[DATASET CONTENT]:

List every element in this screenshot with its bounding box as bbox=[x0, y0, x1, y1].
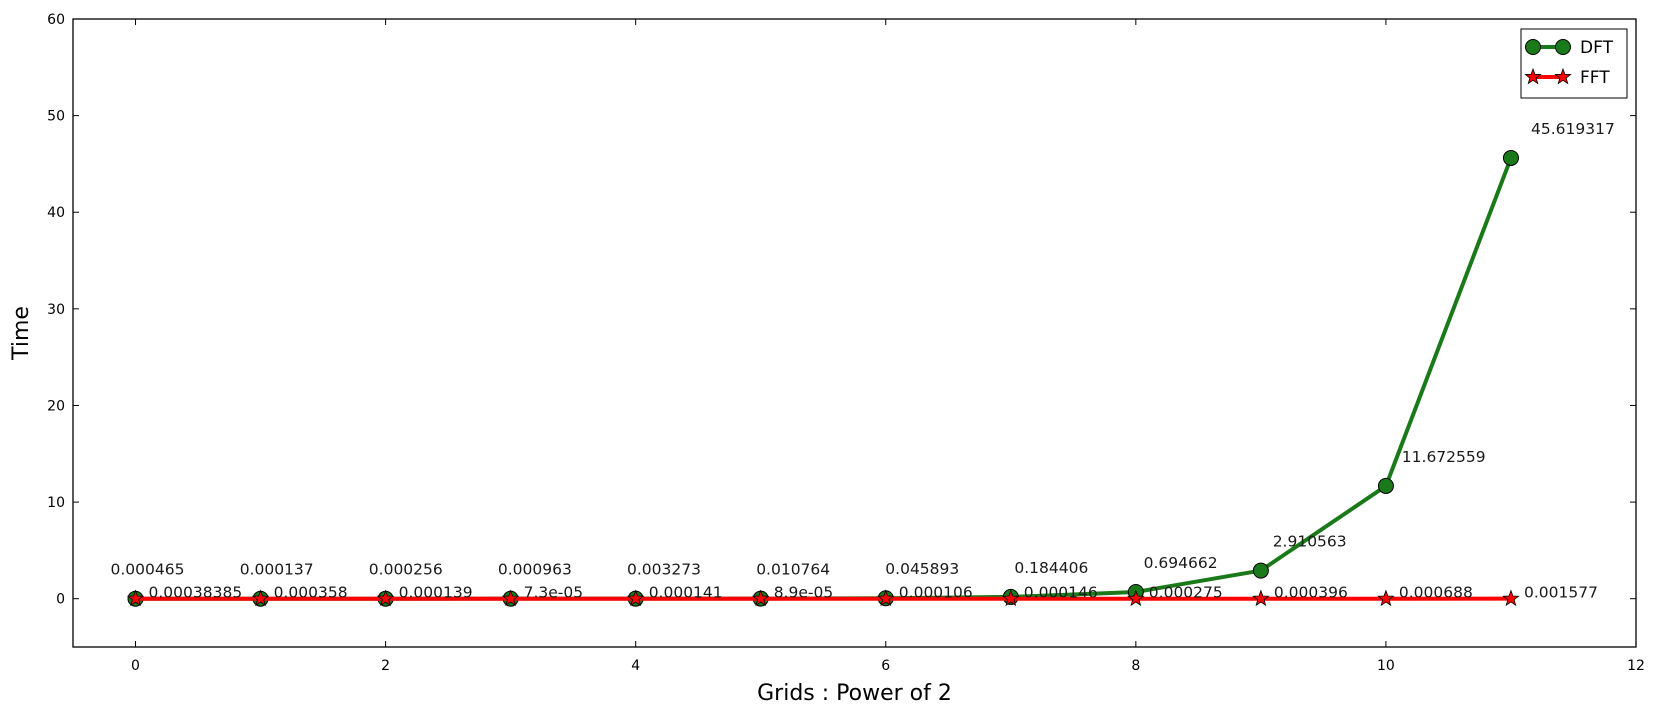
fft-data-label: 0.000141 bbox=[649, 584, 723, 602]
fft-point bbox=[877, 589, 895, 607]
fft-point bbox=[1502, 589, 1520, 607]
fft-data-label: 0.000688 bbox=[1399, 584, 1473, 602]
y-tick-label: 20 bbox=[47, 398, 65, 414]
fft-data-label: 0.000106 bbox=[899, 584, 973, 602]
dft-data-label: 0.010764 bbox=[756, 561, 830, 579]
fft-data-label: 0.00038385 bbox=[149, 584, 243, 602]
fft-point bbox=[251, 589, 270, 607]
dft-data-label: 0.003273 bbox=[627, 561, 701, 579]
y-tick-label: 10 bbox=[47, 495, 65, 511]
fft-data-label: 0.000396 bbox=[1274, 584, 1348, 602]
fft-point bbox=[751, 589, 770, 607]
y-tick-label: 40 bbox=[47, 205, 65, 221]
fft-point bbox=[1002, 589, 1020, 607]
dft-data-label: 0.694662 bbox=[1144, 554, 1218, 572]
x-tick-label: 4 bbox=[631, 658, 640, 674]
x-tick-label: 12 bbox=[1627, 658, 1645, 674]
legend-dft-marker bbox=[1525, 39, 1541, 55]
dft-data-label: 0.045893 bbox=[885, 560, 959, 578]
y-tick-label: 0 bbox=[56, 592, 65, 608]
fft-point bbox=[1127, 589, 1145, 607]
dft-data-label: 11.672559 bbox=[1402, 448, 1486, 466]
dft-data-label: 0.000963 bbox=[498, 561, 572, 579]
dft-data-label: 0.000137 bbox=[240, 561, 314, 579]
dft-data-label: 0.000256 bbox=[369, 561, 443, 579]
fft-data-label: 0.000358 bbox=[274, 584, 348, 602]
y-tick-label: 60 bbox=[47, 12, 65, 28]
legend: DFT FFT bbox=[1520, 28, 1628, 99]
y-tick-label: 30 bbox=[47, 302, 65, 318]
fft-point bbox=[1377, 589, 1395, 607]
legend-fft-label: FFT bbox=[1580, 68, 1610, 88]
x-tick-label: 0 bbox=[131, 658, 140, 674]
fft-data-label: 0.000139 bbox=[399, 584, 473, 602]
y-axis-title: Time bbox=[9, 306, 34, 361]
fft-point bbox=[501, 589, 520, 607]
fft-point bbox=[1252, 589, 1270, 607]
dft-data-label: 0.184406 bbox=[1014, 559, 1088, 577]
legend-dft-label: DFT bbox=[1580, 38, 1614, 58]
x-tick-label: 10 bbox=[1377, 658, 1395, 674]
fft-data-label: 0.000275 bbox=[1149, 584, 1223, 602]
fft-point bbox=[376, 589, 395, 607]
legend-box bbox=[1520, 28, 1628, 99]
dft-data-label: 45.619317 bbox=[1531, 120, 1615, 138]
legend-fft-marker bbox=[1524, 67, 1542, 85]
x-tick-label: 8 bbox=[1131, 658, 1140, 674]
dft-point bbox=[1252, 562, 1269, 579]
dft-point bbox=[1502, 149, 1519, 166]
dft-point bbox=[1377, 477, 1394, 494]
dft-data-label: 2.910563 bbox=[1273, 533, 1347, 551]
fft-point bbox=[626, 589, 645, 607]
plot-frame bbox=[72, 18, 1637, 648]
fft-data-label: 0.000146 bbox=[1024, 584, 1098, 602]
legend-dft-marker bbox=[1555, 39, 1571, 55]
plot-area: 0.000465 0.000137 0.000256 0.000963 0.003273… bbox=[111, 120, 1615, 607]
legend-fft-marker bbox=[1554, 67, 1572, 85]
fft-data-label: 0.001577 bbox=[1524, 584, 1598, 602]
x-tick-label: 2 bbox=[381, 658, 390, 674]
axes: 0 2 4 6 8 10 12 0 10 20 30 40 50 60 bbox=[47, 12, 1645, 674]
x-axis-title: Grids : Power of 2 bbox=[757, 681, 952, 706]
dft-data-label: 0.000465 bbox=[111, 561, 185, 579]
fft-data-label: 8.9e-05 bbox=[774, 584, 834, 602]
x-tick-label: 6 bbox=[881, 658, 890, 674]
fft-data-label: 7.3e-05 bbox=[524, 584, 584, 602]
fft-point bbox=[126, 589, 145, 607]
y-tick-label: 50 bbox=[47, 109, 65, 125]
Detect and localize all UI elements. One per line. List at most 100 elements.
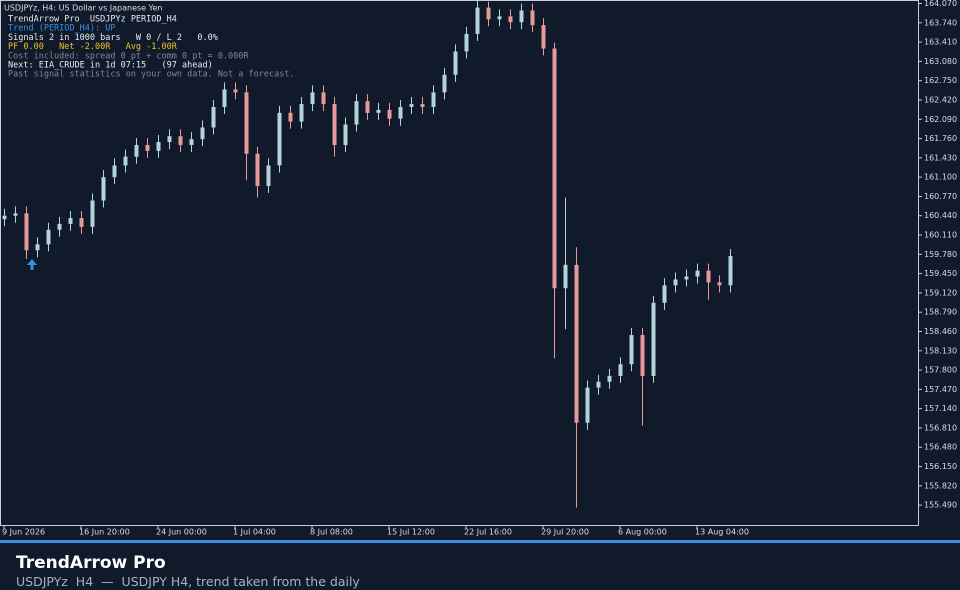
y-tick-label: 159.120 <box>924 288 957 297</box>
x-tick-label: 6 Aug 00:00 <box>618 528 667 537</box>
signal-arrow <box>27 259 37 270</box>
candle-body <box>277 112 282 166</box>
x-tick-label: 22 Jul 16:00 <box>464 528 512 537</box>
candle-body <box>24 213 29 251</box>
candle-body <box>530 10 535 26</box>
annotation: Trend (PERIOD_H4): UP <box>8 24 115 34</box>
y-tick-label: 156.150 <box>924 462 957 471</box>
candle-body <box>651 302 656 376</box>
candle-body <box>2 215 7 220</box>
candle-body <box>563 264 568 289</box>
y-tick-label: 157.470 <box>924 385 957 394</box>
candle-body <box>310 92 315 105</box>
y-tick-label: 161.100 <box>924 173 957 182</box>
x-tick-label: 24 Jun 00:00 <box>156 528 207 537</box>
y-tick-label: 163.080 <box>924 57 957 66</box>
candle-body <box>519 10 524 23</box>
candle-body <box>46 229 51 245</box>
y-tick-label: 163.410 <box>924 38 957 47</box>
footer-subtitle: USDJPYz H4 — USDJPY H4, trend taken from… <box>16 574 360 589</box>
annotation: Next: EIA_CRUDE in 1d 07:15 (97 ahead) <box>8 61 213 71</box>
x-tick-label: 1 Jul 04:00 <box>233 528 276 537</box>
candle-body <box>640 334 645 376</box>
candle-body <box>486 7 491 20</box>
candle-body <box>167 136 172 143</box>
candle-body <box>475 7 480 34</box>
candle-body <box>662 285 667 303</box>
candle-body <box>585 387 590 423</box>
candle-body <box>607 375 612 382</box>
candle-body <box>376 109 381 113</box>
candle-body <box>178 136 183 145</box>
candle-body <box>409 104 414 107</box>
annotation: TrendArrow Pro USDJPYz PERIOD_H4 <box>8 15 177 25</box>
y-tick-label: 163.740 <box>924 18 957 27</box>
candle-body <box>101 177 106 201</box>
candle-body <box>68 218 73 224</box>
candle-body <box>332 104 337 145</box>
candle-body <box>706 270 711 283</box>
candle-body <box>541 25 546 49</box>
candle-body <box>618 364 623 376</box>
y-tick-label: 161.760 <box>924 134 957 143</box>
annotation: Signals 2 in 1000 bars W 0 / L 2 0.0% <box>8 33 218 43</box>
candle-body <box>442 74 447 93</box>
candle-body <box>398 106 403 119</box>
x-tick-label: 9 Jun 2026 <box>2 528 45 537</box>
candle-body <box>13 213 18 216</box>
candle-body <box>288 112 293 122</box>
candle-body <box>123 156 128 166</box>
y-tick-label: 162.750 <box>924 76 957 85</box>
candle-body <box>354 101 359 125</box>
x-tick-label: 13 Aug 04:00 <box>695 528 749 537</box>
y-tick-label: 158.460 <box>924 327 957 336</box>
y-tick-label: 158.130 <box>924 346 957 355</box>
candle-body <box>35 244 40 251</box>
candle-body <box>200 127 205 140</box>
candle-body <box>244 92 249 154</box>
candle-body <box>420 104 425 107</box>
footer-title: TrendArrow Pro <box>16 553 166 573</box>
candle-body <box>343 124 348 145</box>
candle-body <box>431 92 436 107</box>
candle-body <box>266 165 271 186</box>
footer: TrendArrow Pro USDJPYz H4 — USDJPY H4, t… <box>0 540 960 590</box>
y-tick-label: 157.800 <box>924 366 957 375</box>
y-tick-label: 157.140 <box>924 404 957 413</box>
y-tick-label: 158.790 <box>924 308 957 317</box>
y-tick-label: 155.490 <box>924 501 957 510</box>
candle-body <box>90 200 95 227</box>
y-tick-label: 161.430 <box>924 153 957 162</box>
candle-body <box>211 106 216 128</box>
candle-body <box>222 89 227 107</box>
candle-body <box>552 48 557 289</box>
candle-body <box>365 101 370 113</box>
x-tick-label: 16 Jun 20:00 <box>79 528 130 537</box>
candle-body <box>695 270 700 277</box>
candle-body <box>145 144 150 151</box>
candle-body <box>387 109 392 119</box>
candle-body <box>134 144 139 157</box>
y-tick-label: 155.820 <box>924 481 957 490</box>
candle-body <box>112 165 117 178</box>
candle-body <box>596 381 601 388</box>
x-tick-label: 15 Jul 12:00 <box>387 528 435 537</box>
y-tick-label: 160.110 <box>924 231 957 240</box>
plot-frame <box>0 0 919 526</box>
y-tick-label: 162.420 <box>924 95 957 104</box>
y-tick-label: 156.810 <box>924 423 957 432</box>
y-tick-label: 159.450 <box>924 269 957 278</box>
candle-body <box>156 142 161 151</box>
y-tick-label: 156.480 <box>924 443 957 452</box>
x-tick-label: 29 Jul 20:00 <box>541 528 589 537</box>
chart: USDJPYz, H4: US Dollar vs Japanese Yen 1… <box>0 0 957 537</box>
annotation: Past signal statistics on your own data.… <box>8 70 295 80</box>
y-tick-label: 162.090 <box>924 115 957 124</box>
candle-body <box>508 16 513 23</box>
y-tick-label: 160.770 <box>924 192 957 201</box>
y-tick-label: 160.440 <box>924 211 957 220</box>
candle-body <box>299 104 304 122</box>
y-tick-label: 159.780 <box>924 250 957 259</box>
x-tick-label: 8 Jul 08:00 <box>310 528 353 537</box>
candle-body <box>233 89 238 93</box>
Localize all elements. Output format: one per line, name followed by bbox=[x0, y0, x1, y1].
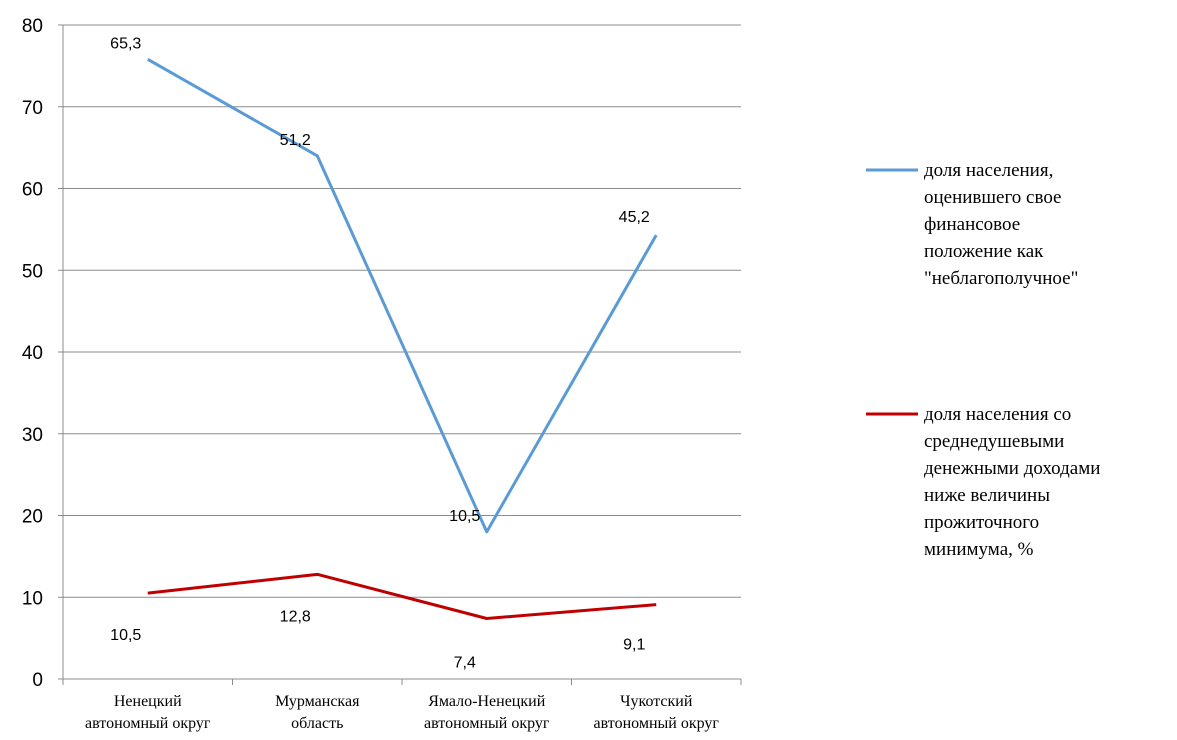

[AIM]: Turn the lines above, from the one containing "y-tick-label: 159.120 <box>924" through the one containing "candle-body <box>651 302 656 376</box>", both included, into a JSON list of strings with one string per line.

[ANSWER IN FULL]:
[
  "y-tick-label: 159.120 <box>924 288 957 297</box>",
  "x-tick-label: 6 Aug 00:00 <box>618 528 667 537</box>",
  "signal-arrow <box>27 259 37 270</box>",
  "candle-body <box>277 112 282 166</box>",
  "x-tick-label: 22 Jul 16:00 <box>464 528 512 537</box>",
  "candle-body <box>24 213 29 251</box>",
  "candle-body <box>530 10 535 26</box>",
  "annotation: Trend (PERIOD_H4): UP <box>8 24 115 34</box>",
  "y-tick-label: 156.150 <box>924 462 957 471</box>",
  "candle-body <box>651 302 656 376</box>"
]